WRITTEN INSTRUCTION
Leaving out every picture, quote the data below exactly as it appears.

====

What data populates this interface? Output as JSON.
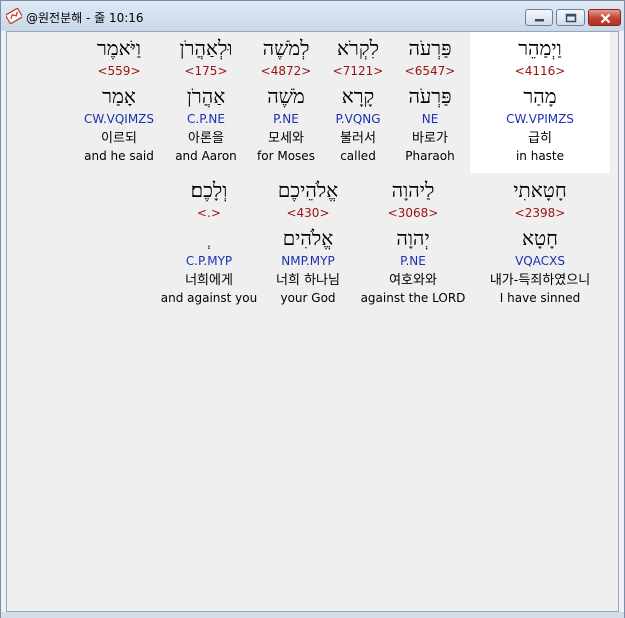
{
  "window": {
    "title": "@원전분해 - 줄 10:16"
  },
  "icons": {
    "app": "bible-app-icon",
    "minimize": "minimize-icon",
    "maximize": "maximize-icon",
    "close": "close-icon"
  },
  "colors": {
    "strong": "#9b1111",
    "morph": "#1c2fb5",
    "selected": "#ffffff"
  },
  "row1": [
    {
      "hebrew": "וַיְמַהֵר",
      "strong": "<4116>",
      "lemma": "מָהַר",
      "morph": "CW.VPIMZS",
      "korean": "급히",
      "english": "in haste"
    },
    {
      "hebrew": "פַּרְעֹה",
      "strong": "<6547>",
      "lemma": "פַּרְעֹה",
      "morph": "NE",
      "korean": "바로가",
      "english": "Pharaoh"
    },
    {
      "hebrew": "לִקְרֹא",
      "strong": "<7121>",
      "lemma": "קָרָא",
      "morph": "P.VQNG",
      "korean": "불러서",
      "english": "called"
    },
    {
      "hebrew": "לְמֹשֶׁה",
      "strong": "<4872>",
      "lemma": "מֹשֶׁה",
      "morph": "P.NE",
      "korean": "모세와",
      "english": "for Moses"
    },
    {
      "hebrew": "וּלְאַהֲרֹן",
      "strong": "<175>",
      "lemma": "אַהֲרֹן",
      "morph": "C.P.NE",
      "korean": "아론을",
      "english": "and Aaron"
    },
    {
      "hebrew": "וַיֹּאמֶר",
      "strong": "<559>",
      "lemma": "אָמַר",
      "morph": "CW.VQIMZS",
      "korean": "이르되",
      "english": "and he said"
    }
  ],
  "row2": [
    {
      "hebrew": "חָטָאתִי",
      "strong": "<2398>",
      "lemma": "חָטָא",
      "morph": "VQACXS",
      "korean": "내가-득죄하였으니",
      "english": "I have sinned"
    },
    {
      "hebrew": "לַיהוָה",
      "strong": "<3068>",
      "lemma": "יְהוָה",
      "morph": "P.NE",
      "korean": "여호와와",
      "english": "against the LORD"
    },
    {
      "hebrew": "אֱלֹהֵיכֶם",
      "strong": "<430>",
      "lemma": "אֱלֹהִים",
      "morph": "NMP.MYP",
      "korean": "너희 하나님",
      "english": "your God"
    },
    {
      "hebrew": "וְלָכֶם׃",
      "strong": "<.>",
      "lemma": "ְ",
      "morph": "C.P.MYP",
      "korean": "너희에게",
      "english": "and against you"
    }
  ]
}
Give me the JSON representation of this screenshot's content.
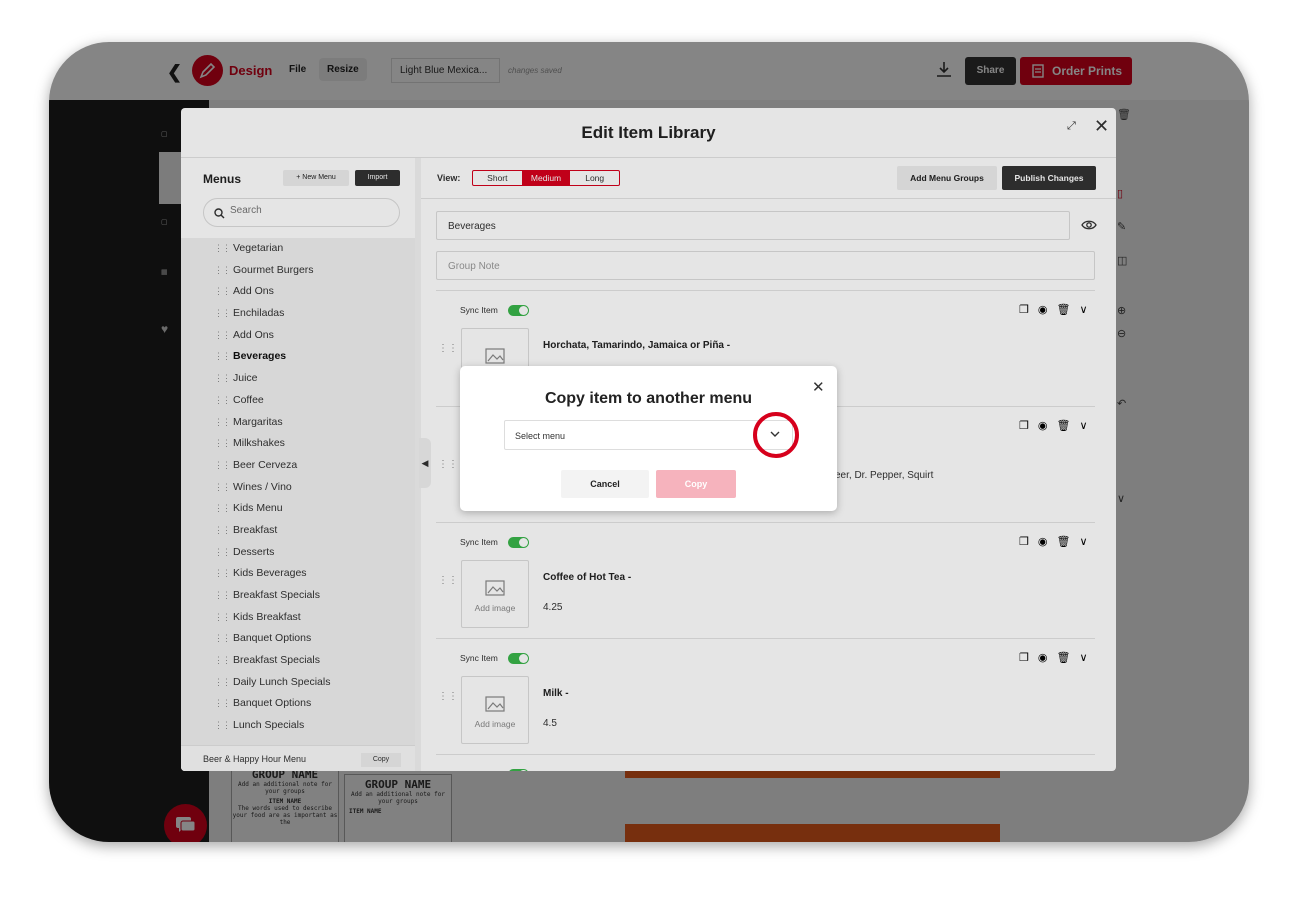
{
  "topbar": {
    "brand": "Design",
    "file": "File",
    "resize": "Resize",
    "doc_name": "Light Blue Mexica...",
    "saved_status": "changes saved",
    "share": "Share",
    "order_prints": "Order Prints"
  },
  "modal": {
    "title": "Edit Item Library",
    "menus_heading": "Menus",
    "new_menu": "+ New Menu",
    "import": "Import",
    "search_placeholder": "Search",
    "menu_items": [
      "Vegetarian",
      "Gourmet Burgers",
      "Add Ons",
      "Enchiladas",
      "Add Ons",
      "Beverages",
      "Juice",
      "Coffee",
      "Margaritas",
      "Milkshakes",
      "Beer Cerveza",
      "Wines / Vino",
      "Kids Menu",
      "Breakfast",
      "Desserts",
      "Kids Beverages",
      "Breakfast Specials",
      "Kids Breakfast",
      "Banquet Options",
      "Breakfast Specials",
      "Daily Lunch Specials",
      "Banquet Options",
      "Lunch Specials"
    ],
    "selected_menu": "Beverages",
    "footer_menu": "Beer & Happy Hour Menu",
    "footer_copy": "Copy",
    "view_label": "View:",
    "view_options": [
      "Short",
      "Medium",
      "Long"
    ],
    "view_selected": "Medium",
    "add_menu_groups": "Add Menu Groups",
    "publish_changes": "Publish Changes",
    "group_name": "Beverages",
    "group_note_placeholder": "Group Note",
    "sync_label": "Sync Item",
    "add_image": "Add image",
    "items": [
      {
        "name": "Horchata, Tamarindo, Jamaica or Piña -",
        "price": ""
      },
      {
        "name": "",
        "desc": "eer, Dr. Pepper, Squirt"
      },
      {
        "name": "Coffee of Hot Tea -",
        "price": "4.25"
      },
      {
        "name": "Milk -",
        "price": "4.5"
      }
    ]
  },
  "copy_dialog": {
    "title": "Copy item to another menu",
    "select_placeholder": "Select menu",
    "cancel": "Cancel",
    "copy": "Copy"
  },
  "thumbs": {
    "group_name": "GROUP NAME",
    "note": "Add an additional note for your groups",
    "item_name": "ITEM NAME",
    "item_desc": "The words used to describe your food are as important as the"
  },
  "colors": {
    "accent": "#d6001c",
    "toggle": "#39b54a",
    "dark": "#333333"
  }
}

====

SOLUTION
What data populates this interface? Output as JSON.
{
  "window": {
    "title": "@원전분해 - 줄 10:16"
  },
  "icons": {
    "app": "bible-app-icon",
    "minimize": "minimize-icon",
    "maximize": "maximize-icon",
    "close": "close-icon"
  },
  "colors": {
    "strong": "#9b1111",
    "morph": "#1c2fb5",
    "selected": "#ffffff"
  },
  "row1": [
    {
      "hebrew": "וַיְמַהֵר",
      "strong": "<4116>",
      "lemma": "מָהַר",
      "morph": "CW.VPIMZS",
      "korean": "급히",
      "english": "in haste"
    },
    {
      "hebrew": "פַּרְעֹה",
      "strong": "<6547>",
      "lemma": "פַּרְעֹה",
      "morph": "NE",
      "korean": "바로가",
      "english": "Pharaoh"
    },
    {
      "hebrew": "לִקְרֹא",
      "strong": "<7121>",
      "lemma": "קָרָא",
      "morph": "P.VQNG",
      "korean": "불러서",
      "english": "called"
    },
    {
      "hebrew": "לְמֹשֶׁה",
      "strong": "<4872>",
      "lemma": "מֹשֶׁה",
      "morph": "P.NE",
      "korean": "모세와",
      "english": "for Moses"
    },
    {
      "hebrew": "וּלְאַהֲרֹן",
      "strong": "<175>",
      "lemma": "אַהֲרֹן",
      "morph": "C.P.NE",
      "korean": "아론을",
      "english": "and Aaron"
    },
    {
      "hebrew": "וַיֹּאמֶר",
      "strong": "<559>",
      "lemma": "אָמַר",
      "morph": "CW.VQIMZS",
      "korean": "이르되",
      "english": "and he said"
    }
  ],
  "row2": [
    {
      "hebrew": "חָטָאתִי",
      "strong": "<2398>",
      "lemma": "חָטָא",
      "morph": "VQACXS",
      "korean": "내가-득죄하였으니",
      "english": "I have sinned"
    },
    {
      "hebrew": "לַיהוָה",
      "strong": "<3068>",
      "lemma": "יְהוָה",
      "morph": "P.NE",
      "korean": "여호와와",
      "english": "against the LORD"
    },
    {
      "hebrew": "אֱלֹהֵיכֶם",
      "strong": "<430>",
      "lemma": "אֱלֹהִים",
      "morph": "NMP.MYP",
      "korean": "너희 하나님",
      "english": "your God"
    },
    {
      "hebrew": "וְלָכֶם׃",
      "strong": "<.>",
      "lemma": "ְ",
      "morph": "C.P.MYP",
      "korean": "너희에게",
      "english": "and against you"
    }
  ]
}
Give me the JSON representation of this screenshot's content.
{
  "topbar": {
    "brand": "Design",
    "file": "File",
    "resize": "Resize",
    "doc_name": "Light Blue Mexica...",
    "saved_status": "changes saved",
    "share": "Share",
    "order_prints": "Order Prints"
  },
  "modal": {
    "title": "Edit Item Library",
    "menus_heading": "Menus",
    "new_menu": "+ New Menu",
    "import": "Import",
    "search_placeholder": "Search",
    "menu_items": [
      "Vegetarian",
      "Gourmet Burgers",
      "Add Ons",
      "Enchiladas",
      "Add Ons",
      "Beverages",
      "Juice",
      "Coffee",
      "Margaritas",
      "Milkshakes",
      "Beer Cerveza",
      "Wines / Vino",
      "Kids Menu",
      "Breakfast",
      "Desserts",
      "Kids Beverages",
      "Breakfast Specials",
      "Kids Breakfast",
      "Banquet Options",
      "Breakfast Specials",
      "Daily Lunch Specials",
      "Banquet Options",
      "Lunch Specials"
    ],
    "selected_menu": "Beverages",
    "footer_menu": "Beer & Happy Hour Menu",
    "footer_copy": "Copy",
    "view_label": "View:",
    "view_options": [
      "Short",
      "Medium",
      "Long"
    ],
    "view_selected": "Medium",
    "add_menu_groups": "Add Menu Groups",
    "publish_changes": "Publish Changes",
    "group_name": "Beverages",
    "group_note_placeholder": "Group Note",
    "sync_label": "Sync Item",
    "add_image": "Add image",
    "items": [
      {
        "name": "Horchata, Tamarindo, Jamaica or Piña -",
        "price": ""
      },
      {
        "name": "",
        "desc": "eer, Dr. Pepper, Squirt"
      },
      {
        "name": "Coffee of Hot Tea -",
        "price": "4.25"
      },
      {
        "name": "Milk -",
        "price": "4.5"
      }
    ]
  },
  "copy_dialog": {
    "title": "Copy item to another menu",
    "select_placeholder": "Select menu",
    "cancel": "Cancel",
    "copy": "Copy"
  },
  "thumbs": {
    "group_name": "GROUP NAME",
    "note": "Add an additional note for your groups",
    "item_name": "ITEM NAME",
    "item_desc": "The words used to describe your food are as important as the"
  },
  "colors": {
    "accent": "#d6001c",
    "toggle": "#39b54a",
    "dark": "#333333"
  }
}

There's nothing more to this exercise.